Dataset records:
◆ ◆ ◆ ◆ ◆

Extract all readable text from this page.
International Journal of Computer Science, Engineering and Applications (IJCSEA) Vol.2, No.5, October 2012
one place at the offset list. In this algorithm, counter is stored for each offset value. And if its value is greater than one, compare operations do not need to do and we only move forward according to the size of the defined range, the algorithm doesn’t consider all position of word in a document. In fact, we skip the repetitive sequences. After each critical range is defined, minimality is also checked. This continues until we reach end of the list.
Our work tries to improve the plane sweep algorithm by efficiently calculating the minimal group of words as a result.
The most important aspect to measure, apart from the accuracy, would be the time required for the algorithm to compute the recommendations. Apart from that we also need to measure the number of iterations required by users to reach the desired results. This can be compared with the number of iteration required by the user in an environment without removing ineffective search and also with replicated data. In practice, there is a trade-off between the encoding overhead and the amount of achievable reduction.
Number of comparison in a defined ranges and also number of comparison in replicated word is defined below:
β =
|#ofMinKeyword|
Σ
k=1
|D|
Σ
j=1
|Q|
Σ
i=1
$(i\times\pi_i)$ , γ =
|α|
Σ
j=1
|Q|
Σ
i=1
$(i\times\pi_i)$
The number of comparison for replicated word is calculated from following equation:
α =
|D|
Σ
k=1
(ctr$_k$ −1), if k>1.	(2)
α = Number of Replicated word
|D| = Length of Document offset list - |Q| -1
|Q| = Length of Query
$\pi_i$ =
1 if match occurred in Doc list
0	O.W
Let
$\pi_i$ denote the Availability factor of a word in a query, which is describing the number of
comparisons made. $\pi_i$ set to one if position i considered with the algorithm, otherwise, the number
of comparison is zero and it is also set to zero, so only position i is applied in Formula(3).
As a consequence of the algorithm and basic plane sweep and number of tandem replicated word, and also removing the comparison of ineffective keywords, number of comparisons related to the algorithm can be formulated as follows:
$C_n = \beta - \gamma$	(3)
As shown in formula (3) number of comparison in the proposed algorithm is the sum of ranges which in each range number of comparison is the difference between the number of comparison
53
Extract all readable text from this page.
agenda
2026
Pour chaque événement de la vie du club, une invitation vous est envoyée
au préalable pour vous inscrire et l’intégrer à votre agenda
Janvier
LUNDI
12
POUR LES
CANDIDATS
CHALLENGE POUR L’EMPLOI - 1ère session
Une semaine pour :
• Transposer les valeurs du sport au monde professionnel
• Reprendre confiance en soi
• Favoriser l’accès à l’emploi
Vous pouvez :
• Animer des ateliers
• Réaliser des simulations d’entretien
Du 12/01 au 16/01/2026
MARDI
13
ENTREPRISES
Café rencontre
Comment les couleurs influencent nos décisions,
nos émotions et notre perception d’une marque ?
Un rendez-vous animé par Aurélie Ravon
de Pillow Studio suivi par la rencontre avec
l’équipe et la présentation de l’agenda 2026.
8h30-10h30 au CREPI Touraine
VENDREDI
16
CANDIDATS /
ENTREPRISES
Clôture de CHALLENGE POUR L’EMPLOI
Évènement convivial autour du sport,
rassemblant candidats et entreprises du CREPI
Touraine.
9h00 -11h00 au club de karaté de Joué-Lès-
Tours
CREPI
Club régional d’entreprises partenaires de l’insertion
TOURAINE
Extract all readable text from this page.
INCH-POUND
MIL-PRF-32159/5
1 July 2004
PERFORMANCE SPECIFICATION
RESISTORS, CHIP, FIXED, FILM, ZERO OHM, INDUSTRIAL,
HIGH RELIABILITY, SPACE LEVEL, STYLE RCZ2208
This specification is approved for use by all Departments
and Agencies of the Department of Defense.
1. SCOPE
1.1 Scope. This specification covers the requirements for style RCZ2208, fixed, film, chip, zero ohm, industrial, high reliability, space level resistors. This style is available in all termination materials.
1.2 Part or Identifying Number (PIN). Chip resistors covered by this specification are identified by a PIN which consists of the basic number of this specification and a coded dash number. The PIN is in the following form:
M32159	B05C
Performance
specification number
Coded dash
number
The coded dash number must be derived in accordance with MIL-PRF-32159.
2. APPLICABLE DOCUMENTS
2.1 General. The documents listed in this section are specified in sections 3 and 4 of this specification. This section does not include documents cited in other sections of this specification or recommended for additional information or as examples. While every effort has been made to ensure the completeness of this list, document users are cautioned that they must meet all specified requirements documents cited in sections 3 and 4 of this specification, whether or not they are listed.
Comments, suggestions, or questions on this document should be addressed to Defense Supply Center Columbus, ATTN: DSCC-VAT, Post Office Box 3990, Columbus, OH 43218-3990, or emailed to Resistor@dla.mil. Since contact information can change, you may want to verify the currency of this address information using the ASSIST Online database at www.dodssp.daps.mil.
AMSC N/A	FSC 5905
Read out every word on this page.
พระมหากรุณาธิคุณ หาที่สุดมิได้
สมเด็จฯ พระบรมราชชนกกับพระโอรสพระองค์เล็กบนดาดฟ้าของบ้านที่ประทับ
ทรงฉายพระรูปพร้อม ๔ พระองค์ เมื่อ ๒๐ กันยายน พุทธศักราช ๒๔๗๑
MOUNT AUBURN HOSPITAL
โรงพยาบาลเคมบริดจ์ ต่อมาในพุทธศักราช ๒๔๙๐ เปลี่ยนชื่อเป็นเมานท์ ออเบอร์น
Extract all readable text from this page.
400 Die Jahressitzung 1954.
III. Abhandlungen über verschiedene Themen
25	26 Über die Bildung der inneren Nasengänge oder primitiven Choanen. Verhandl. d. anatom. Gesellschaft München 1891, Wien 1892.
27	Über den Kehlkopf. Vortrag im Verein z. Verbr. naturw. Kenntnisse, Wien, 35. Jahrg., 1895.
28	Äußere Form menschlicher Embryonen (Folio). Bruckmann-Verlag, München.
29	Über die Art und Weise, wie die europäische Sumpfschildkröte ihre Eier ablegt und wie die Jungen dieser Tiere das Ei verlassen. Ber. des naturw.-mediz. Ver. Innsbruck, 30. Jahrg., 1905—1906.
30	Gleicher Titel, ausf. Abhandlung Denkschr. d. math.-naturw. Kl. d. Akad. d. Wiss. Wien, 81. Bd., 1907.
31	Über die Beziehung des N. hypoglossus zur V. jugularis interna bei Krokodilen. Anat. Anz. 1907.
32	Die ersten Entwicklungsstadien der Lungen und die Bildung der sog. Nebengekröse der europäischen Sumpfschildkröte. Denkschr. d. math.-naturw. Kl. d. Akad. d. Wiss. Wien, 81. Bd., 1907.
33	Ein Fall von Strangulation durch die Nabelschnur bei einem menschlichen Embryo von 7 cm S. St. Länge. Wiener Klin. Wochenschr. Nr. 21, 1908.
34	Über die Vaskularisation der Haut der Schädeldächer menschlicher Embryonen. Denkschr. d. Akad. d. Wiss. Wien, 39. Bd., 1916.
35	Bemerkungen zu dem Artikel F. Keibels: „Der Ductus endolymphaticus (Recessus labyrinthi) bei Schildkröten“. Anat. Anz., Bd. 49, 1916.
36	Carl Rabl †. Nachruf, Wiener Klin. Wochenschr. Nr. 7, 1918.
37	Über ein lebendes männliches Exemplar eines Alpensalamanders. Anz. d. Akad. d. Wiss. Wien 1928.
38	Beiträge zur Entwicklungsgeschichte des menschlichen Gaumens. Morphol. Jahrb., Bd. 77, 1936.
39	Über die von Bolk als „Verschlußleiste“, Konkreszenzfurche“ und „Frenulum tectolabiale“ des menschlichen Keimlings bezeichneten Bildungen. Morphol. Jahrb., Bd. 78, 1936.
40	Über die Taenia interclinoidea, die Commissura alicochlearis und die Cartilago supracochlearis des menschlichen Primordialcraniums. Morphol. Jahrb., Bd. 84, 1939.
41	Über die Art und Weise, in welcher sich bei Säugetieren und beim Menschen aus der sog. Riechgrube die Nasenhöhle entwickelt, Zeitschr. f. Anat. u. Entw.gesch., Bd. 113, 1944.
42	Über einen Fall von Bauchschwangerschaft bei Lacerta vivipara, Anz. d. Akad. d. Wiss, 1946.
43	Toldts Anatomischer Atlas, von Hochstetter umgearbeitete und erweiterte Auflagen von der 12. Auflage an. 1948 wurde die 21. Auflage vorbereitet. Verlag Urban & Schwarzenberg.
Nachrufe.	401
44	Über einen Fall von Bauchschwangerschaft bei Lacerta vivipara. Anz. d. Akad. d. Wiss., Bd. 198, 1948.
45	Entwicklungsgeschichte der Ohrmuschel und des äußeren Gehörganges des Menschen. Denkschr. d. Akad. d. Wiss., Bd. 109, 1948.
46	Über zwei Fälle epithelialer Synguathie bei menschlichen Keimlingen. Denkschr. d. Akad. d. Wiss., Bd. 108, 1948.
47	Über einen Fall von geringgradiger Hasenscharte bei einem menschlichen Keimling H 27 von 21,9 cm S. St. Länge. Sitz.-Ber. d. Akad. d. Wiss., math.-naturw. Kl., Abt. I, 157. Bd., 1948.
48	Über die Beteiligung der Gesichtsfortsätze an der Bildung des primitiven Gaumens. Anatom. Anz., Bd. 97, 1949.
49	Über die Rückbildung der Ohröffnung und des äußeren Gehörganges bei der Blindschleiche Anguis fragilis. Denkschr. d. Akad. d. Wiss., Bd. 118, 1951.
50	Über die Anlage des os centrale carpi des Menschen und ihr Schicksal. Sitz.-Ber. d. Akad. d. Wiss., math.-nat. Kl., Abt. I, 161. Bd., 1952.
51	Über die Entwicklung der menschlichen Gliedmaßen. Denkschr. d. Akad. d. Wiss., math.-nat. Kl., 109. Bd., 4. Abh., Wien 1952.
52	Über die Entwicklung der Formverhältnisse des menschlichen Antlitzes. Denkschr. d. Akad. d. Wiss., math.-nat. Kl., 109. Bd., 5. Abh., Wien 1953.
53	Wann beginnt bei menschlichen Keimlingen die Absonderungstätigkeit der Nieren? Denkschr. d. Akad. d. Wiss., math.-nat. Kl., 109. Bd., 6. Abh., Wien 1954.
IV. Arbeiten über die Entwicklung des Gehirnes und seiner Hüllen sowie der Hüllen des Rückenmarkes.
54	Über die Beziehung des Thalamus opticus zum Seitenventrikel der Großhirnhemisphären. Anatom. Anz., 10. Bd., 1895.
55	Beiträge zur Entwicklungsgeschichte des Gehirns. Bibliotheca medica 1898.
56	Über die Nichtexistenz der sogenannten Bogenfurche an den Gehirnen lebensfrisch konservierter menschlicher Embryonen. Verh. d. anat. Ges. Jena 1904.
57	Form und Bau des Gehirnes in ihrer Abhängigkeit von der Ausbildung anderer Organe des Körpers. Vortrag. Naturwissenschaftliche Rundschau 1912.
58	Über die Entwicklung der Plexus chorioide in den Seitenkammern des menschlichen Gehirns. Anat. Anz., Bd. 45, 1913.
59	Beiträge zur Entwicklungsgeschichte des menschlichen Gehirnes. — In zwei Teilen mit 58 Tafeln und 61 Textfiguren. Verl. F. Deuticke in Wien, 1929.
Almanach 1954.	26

◆ ◆ ◆ ◆ ◆

Task to carry out: Where does the word "Gehörganges" appear? Return each line that holds it.

The reply:
45	Entwicklungsgeschichte der Ohrmuschel und des äußeren Gehörganges des Menschen. Denkschr. d. Akad. d. Wiss., Bd. 109, 1948.
49	Über die Rückbildung der Ohröffnung und des äußeren Gehörganges bei der Blindschleiche Anguis fragilis. Denkschr. d. Akad. d. Wiss., Bd. 118, 1951.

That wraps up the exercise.